RECORDS FOR THIS EXERCISE:
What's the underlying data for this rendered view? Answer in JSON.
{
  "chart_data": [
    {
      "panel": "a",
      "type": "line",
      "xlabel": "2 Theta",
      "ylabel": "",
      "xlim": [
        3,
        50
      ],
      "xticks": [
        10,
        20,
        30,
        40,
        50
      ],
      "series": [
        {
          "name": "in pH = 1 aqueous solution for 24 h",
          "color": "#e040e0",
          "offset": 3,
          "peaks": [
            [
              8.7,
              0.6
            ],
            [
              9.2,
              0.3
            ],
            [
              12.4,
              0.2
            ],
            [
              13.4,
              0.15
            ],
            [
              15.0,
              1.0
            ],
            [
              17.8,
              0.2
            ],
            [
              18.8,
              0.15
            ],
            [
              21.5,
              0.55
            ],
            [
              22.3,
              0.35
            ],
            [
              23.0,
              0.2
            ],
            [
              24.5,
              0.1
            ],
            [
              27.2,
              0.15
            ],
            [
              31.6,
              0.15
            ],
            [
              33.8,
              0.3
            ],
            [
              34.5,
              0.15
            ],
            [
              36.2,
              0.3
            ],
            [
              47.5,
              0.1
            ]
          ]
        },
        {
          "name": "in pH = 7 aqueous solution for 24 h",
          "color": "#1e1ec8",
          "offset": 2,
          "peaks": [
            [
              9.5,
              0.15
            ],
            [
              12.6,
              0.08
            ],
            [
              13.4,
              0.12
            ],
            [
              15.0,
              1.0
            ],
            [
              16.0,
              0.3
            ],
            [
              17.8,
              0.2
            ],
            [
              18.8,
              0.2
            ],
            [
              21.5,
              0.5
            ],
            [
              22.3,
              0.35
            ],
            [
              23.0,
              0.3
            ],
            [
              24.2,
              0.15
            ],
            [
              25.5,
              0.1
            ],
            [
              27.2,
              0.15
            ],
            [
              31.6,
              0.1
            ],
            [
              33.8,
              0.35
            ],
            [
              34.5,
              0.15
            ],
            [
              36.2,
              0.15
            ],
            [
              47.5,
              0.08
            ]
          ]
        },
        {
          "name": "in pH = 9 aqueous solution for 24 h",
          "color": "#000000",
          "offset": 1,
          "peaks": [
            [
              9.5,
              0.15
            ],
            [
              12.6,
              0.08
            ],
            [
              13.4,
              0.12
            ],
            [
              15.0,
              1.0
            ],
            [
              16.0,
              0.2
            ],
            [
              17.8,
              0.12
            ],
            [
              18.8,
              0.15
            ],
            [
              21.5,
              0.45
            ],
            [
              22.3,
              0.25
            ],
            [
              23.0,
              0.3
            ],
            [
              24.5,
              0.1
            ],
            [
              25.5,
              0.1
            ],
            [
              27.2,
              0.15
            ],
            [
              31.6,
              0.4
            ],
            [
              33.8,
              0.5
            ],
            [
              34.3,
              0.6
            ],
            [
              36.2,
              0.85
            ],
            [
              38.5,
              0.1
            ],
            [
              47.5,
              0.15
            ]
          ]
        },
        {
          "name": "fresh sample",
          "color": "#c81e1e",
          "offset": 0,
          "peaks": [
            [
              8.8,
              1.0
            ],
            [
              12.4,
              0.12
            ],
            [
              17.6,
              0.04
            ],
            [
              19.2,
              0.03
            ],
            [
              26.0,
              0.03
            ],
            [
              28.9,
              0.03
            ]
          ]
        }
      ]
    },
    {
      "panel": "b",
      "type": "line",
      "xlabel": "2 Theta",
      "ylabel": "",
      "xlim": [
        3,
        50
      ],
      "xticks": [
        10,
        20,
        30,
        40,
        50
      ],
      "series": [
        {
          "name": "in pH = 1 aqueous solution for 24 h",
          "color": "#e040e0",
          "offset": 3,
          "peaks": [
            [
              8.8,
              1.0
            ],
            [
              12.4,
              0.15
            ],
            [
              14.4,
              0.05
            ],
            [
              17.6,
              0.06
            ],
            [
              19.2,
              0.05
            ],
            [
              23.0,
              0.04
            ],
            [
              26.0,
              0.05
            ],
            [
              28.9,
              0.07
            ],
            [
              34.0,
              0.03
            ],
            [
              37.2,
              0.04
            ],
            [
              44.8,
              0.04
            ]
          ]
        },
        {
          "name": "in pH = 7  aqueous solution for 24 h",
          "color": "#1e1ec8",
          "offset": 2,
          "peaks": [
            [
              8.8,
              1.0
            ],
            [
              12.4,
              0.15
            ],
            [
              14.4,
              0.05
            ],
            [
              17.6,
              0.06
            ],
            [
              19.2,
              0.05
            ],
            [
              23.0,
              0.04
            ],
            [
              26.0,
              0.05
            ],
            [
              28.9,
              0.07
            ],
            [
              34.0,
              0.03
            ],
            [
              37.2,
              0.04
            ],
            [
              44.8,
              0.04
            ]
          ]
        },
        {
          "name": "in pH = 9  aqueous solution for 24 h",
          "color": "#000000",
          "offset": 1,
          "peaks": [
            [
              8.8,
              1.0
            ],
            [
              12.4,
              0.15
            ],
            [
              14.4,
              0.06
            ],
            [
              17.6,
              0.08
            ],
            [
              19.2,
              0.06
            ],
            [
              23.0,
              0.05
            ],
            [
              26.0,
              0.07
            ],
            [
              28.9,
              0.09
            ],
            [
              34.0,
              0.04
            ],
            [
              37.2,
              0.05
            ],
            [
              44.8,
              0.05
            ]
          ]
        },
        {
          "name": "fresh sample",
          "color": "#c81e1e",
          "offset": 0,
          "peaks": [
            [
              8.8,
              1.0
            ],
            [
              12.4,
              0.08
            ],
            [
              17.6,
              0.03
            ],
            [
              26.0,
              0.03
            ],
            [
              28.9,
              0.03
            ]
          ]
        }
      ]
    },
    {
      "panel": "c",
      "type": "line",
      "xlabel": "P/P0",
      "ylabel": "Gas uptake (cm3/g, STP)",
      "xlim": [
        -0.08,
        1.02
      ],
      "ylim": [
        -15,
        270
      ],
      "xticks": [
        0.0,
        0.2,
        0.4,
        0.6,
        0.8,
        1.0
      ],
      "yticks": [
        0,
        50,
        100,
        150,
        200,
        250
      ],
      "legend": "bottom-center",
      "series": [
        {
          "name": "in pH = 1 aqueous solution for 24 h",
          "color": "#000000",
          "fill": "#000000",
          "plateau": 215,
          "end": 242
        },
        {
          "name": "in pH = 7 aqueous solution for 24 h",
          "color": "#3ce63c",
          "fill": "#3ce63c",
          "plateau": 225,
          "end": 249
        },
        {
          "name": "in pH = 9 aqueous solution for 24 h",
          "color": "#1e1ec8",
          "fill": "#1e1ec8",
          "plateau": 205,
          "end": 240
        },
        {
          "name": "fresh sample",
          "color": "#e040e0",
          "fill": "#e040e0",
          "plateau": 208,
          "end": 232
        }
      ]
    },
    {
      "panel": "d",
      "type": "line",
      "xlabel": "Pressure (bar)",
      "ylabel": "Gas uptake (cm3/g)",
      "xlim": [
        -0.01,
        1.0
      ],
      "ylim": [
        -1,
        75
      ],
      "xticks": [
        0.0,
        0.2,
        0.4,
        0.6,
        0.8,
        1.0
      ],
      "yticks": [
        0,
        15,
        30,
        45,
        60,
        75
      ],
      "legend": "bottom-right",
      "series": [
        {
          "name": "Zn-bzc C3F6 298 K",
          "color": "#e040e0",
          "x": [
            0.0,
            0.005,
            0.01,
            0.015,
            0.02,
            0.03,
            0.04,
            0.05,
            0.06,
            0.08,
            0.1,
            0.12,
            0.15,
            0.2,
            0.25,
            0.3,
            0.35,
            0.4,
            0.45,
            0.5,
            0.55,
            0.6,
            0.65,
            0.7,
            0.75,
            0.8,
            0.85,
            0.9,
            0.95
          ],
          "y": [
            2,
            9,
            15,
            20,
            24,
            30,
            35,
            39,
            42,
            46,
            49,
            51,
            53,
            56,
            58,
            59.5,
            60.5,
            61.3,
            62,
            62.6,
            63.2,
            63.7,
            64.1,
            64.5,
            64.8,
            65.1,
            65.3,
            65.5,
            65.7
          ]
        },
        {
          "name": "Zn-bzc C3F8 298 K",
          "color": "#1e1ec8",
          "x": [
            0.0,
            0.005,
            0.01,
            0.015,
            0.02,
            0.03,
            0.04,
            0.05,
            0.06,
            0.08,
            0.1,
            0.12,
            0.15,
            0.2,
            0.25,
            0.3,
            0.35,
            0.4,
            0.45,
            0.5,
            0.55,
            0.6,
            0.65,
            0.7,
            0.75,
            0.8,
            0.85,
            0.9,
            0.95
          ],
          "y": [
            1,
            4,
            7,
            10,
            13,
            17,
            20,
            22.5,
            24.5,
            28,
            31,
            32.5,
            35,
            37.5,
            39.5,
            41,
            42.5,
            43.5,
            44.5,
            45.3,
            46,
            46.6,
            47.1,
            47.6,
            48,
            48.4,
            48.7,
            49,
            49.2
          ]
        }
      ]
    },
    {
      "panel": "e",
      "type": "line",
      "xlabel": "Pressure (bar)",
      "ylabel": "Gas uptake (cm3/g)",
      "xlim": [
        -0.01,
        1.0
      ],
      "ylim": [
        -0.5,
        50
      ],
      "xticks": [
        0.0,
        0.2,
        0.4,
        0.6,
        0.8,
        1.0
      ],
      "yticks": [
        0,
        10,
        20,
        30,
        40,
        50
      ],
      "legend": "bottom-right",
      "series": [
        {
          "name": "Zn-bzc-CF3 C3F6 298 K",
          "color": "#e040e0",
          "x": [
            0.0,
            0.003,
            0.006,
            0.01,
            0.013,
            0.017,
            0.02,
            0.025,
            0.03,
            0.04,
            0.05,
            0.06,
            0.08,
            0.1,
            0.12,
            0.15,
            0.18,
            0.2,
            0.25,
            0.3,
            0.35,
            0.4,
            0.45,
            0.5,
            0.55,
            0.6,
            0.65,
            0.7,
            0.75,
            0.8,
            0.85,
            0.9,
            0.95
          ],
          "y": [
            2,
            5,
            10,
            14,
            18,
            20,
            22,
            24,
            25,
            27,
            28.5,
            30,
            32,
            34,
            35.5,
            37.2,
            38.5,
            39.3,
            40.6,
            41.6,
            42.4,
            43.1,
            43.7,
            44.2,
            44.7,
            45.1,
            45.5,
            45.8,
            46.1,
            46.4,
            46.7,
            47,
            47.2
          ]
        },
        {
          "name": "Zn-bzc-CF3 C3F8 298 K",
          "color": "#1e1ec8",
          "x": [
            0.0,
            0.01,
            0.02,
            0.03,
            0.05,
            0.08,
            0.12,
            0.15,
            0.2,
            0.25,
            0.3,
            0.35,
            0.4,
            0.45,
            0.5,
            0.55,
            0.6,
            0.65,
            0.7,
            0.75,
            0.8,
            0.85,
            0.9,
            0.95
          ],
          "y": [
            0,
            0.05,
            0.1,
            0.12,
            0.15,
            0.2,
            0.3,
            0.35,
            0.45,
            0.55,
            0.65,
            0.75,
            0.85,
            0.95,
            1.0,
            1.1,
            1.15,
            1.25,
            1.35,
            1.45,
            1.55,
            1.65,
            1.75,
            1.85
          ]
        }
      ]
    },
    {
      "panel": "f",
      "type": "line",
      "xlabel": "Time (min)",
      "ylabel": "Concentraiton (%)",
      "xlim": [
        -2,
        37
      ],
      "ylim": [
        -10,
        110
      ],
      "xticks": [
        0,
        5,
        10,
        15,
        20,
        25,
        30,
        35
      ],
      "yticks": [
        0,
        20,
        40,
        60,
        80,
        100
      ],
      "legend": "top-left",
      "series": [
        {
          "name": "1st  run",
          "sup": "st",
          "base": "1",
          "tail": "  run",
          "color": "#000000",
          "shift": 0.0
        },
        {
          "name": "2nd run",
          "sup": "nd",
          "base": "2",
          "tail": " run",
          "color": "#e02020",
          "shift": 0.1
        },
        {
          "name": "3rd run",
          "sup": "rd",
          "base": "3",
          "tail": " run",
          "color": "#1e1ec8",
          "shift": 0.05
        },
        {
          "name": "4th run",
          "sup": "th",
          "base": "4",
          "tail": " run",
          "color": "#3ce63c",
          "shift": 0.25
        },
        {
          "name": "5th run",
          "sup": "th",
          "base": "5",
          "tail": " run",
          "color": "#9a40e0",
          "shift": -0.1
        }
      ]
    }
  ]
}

TASK DETAILS:
Copy out every line of the listing that includes the string "legend".

SOLUTION:
      "legend": "bottom-center",
      "legend": "bottom-right",
      "legend": "bottom-right",
      "legend": "top-left",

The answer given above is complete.